What you have to do
From the listing below, extract each line containing the string "JSON".

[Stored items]
----

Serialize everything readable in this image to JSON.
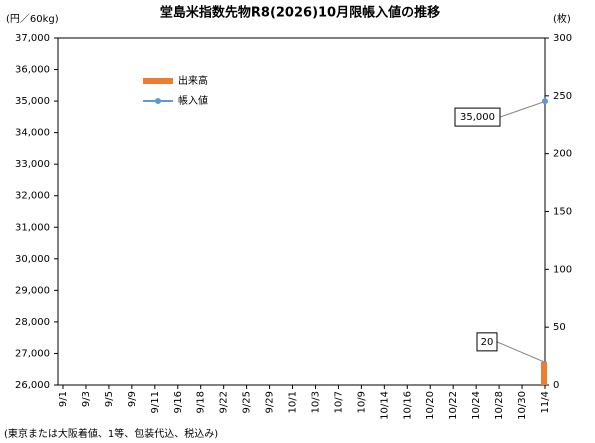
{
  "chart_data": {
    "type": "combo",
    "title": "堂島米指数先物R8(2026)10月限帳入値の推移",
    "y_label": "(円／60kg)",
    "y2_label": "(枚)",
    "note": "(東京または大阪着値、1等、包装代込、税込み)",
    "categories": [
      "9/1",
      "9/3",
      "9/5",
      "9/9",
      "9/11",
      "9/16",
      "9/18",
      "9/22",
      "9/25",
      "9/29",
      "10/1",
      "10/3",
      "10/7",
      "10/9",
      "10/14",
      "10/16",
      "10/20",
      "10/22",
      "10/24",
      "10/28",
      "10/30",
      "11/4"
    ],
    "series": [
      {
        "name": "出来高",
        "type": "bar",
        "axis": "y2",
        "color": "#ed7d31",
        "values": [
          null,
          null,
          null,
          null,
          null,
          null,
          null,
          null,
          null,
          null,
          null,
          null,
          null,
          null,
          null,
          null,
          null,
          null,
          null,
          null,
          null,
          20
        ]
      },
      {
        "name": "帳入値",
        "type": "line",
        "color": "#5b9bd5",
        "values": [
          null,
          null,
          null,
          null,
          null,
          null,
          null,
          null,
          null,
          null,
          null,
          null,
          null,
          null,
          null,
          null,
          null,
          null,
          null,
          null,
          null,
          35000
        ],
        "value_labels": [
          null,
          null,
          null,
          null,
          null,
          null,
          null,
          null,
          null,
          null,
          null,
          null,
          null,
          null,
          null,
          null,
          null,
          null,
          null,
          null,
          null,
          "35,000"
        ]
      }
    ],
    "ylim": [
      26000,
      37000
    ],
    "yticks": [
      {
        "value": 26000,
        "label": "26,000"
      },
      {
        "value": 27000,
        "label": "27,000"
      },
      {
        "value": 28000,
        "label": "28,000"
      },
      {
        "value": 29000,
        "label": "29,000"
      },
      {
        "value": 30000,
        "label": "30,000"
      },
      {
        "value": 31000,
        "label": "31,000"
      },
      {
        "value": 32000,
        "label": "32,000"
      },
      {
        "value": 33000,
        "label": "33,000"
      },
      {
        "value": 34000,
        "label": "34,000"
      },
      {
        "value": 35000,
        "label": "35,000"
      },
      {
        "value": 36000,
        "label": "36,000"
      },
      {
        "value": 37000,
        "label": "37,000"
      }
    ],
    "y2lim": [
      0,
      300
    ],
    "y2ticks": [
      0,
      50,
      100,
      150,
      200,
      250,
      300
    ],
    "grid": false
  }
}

----

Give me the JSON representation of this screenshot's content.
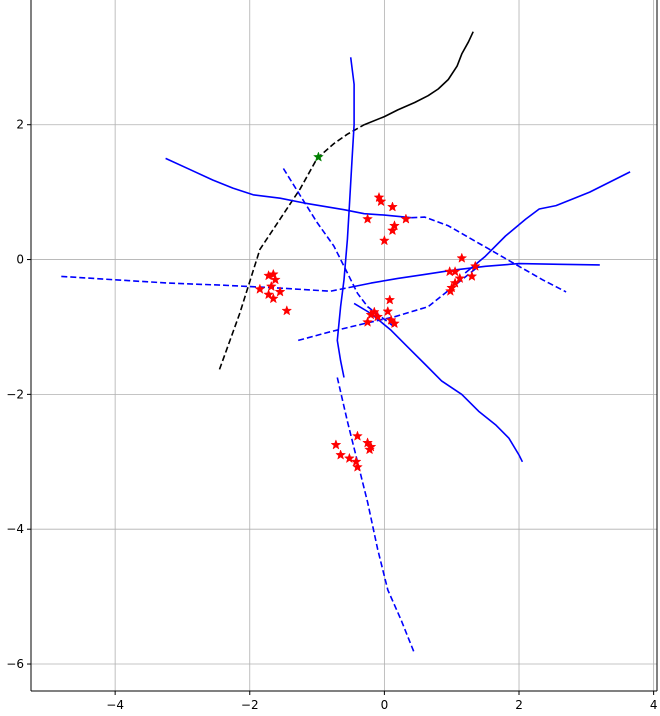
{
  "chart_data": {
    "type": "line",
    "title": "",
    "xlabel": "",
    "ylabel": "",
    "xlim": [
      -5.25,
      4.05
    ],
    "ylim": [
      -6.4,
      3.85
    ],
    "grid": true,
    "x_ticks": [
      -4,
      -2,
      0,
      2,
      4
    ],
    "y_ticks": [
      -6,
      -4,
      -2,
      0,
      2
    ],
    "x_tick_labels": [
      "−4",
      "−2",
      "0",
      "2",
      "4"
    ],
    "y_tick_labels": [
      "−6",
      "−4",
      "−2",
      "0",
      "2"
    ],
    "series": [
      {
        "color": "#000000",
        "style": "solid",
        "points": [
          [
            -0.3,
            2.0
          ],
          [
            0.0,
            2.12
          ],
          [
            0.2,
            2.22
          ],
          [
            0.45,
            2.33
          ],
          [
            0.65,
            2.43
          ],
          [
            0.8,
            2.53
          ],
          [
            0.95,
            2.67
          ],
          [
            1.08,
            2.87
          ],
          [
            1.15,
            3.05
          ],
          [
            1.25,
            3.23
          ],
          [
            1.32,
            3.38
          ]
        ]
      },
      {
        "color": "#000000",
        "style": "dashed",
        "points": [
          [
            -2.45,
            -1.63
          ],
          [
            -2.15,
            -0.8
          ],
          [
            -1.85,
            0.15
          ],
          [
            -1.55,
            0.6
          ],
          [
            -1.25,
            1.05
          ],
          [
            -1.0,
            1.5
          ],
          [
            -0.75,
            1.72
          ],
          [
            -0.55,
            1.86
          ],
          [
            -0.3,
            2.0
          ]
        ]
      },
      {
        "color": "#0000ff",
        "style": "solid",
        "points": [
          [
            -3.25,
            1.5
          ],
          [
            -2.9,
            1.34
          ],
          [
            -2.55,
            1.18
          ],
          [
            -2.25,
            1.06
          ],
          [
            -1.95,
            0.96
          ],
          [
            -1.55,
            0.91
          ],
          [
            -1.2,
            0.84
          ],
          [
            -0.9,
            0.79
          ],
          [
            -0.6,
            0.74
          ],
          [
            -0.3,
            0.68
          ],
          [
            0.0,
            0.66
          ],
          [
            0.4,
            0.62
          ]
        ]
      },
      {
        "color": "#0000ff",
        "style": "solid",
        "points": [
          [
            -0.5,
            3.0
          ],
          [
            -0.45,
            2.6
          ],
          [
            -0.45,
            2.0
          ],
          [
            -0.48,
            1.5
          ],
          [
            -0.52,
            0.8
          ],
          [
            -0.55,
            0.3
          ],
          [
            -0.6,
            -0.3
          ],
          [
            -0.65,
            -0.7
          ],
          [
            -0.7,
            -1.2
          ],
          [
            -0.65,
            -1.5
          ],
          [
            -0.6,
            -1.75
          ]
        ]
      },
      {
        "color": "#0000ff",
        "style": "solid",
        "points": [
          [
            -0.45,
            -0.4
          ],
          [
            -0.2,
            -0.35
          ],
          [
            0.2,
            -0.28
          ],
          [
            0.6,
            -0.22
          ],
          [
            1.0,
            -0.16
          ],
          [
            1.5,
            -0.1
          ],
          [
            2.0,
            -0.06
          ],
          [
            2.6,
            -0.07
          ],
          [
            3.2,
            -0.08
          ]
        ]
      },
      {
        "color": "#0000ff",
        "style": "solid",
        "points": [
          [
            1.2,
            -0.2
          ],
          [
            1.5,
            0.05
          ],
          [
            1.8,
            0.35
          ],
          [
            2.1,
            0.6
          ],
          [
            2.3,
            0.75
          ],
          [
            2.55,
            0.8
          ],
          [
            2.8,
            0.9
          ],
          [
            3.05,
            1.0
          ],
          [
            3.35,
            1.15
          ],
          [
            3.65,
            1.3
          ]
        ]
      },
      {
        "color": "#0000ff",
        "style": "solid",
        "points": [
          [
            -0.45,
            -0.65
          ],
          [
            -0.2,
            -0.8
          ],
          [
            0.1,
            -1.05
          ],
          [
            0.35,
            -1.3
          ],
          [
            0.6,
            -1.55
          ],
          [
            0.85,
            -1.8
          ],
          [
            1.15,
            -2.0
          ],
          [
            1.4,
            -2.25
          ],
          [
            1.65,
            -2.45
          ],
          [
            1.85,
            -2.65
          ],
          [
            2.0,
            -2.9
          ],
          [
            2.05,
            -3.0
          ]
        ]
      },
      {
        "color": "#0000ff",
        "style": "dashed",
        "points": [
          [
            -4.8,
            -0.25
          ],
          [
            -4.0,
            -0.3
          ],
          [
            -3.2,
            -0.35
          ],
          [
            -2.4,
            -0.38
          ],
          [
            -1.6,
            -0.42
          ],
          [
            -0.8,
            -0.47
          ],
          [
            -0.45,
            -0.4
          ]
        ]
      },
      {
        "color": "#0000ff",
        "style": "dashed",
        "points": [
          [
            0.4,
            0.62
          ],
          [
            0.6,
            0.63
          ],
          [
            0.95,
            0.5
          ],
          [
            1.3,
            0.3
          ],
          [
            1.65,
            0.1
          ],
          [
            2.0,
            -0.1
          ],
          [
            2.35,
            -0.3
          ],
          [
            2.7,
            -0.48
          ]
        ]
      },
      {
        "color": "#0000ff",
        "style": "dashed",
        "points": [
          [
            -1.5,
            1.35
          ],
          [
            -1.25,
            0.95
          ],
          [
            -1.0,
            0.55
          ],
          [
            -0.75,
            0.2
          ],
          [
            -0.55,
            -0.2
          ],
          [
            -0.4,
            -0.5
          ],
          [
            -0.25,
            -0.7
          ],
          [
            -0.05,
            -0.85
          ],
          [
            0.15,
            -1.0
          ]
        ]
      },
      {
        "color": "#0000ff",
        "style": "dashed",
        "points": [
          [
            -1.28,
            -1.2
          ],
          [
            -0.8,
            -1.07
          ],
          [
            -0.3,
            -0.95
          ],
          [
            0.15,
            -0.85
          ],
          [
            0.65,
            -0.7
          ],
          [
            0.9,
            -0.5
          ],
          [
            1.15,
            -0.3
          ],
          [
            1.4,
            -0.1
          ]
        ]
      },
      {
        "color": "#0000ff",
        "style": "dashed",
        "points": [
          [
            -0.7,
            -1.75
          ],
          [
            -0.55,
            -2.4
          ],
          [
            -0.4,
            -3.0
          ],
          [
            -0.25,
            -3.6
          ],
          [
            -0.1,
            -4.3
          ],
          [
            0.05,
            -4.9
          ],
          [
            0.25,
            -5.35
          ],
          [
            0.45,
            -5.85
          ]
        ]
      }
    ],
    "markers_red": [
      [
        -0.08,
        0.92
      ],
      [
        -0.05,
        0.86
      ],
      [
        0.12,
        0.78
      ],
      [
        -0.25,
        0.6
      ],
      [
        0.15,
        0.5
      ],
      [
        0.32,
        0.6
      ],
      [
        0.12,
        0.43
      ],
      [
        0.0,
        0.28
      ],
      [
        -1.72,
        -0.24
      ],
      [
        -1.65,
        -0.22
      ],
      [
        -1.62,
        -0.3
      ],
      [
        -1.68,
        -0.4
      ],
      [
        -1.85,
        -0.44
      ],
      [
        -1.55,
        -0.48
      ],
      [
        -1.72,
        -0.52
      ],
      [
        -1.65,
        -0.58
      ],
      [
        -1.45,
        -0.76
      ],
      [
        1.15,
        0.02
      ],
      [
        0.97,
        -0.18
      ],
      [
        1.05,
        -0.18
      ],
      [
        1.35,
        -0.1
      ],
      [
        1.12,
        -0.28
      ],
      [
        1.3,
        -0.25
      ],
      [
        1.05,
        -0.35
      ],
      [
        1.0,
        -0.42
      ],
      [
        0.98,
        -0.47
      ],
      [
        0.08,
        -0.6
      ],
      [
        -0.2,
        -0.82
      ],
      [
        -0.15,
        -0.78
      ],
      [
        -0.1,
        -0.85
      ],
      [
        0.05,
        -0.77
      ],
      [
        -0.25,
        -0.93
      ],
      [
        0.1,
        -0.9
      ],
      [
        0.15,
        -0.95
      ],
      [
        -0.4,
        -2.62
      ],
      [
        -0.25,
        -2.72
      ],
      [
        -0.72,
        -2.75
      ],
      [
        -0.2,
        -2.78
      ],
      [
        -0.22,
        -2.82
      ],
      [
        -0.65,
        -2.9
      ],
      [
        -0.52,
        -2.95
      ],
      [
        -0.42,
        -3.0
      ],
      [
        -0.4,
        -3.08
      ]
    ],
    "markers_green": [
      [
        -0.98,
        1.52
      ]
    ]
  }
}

----

Result for this exercise
Serialize everything readable in this image to JSON.
Give me the JSON representation of this screenshot's content.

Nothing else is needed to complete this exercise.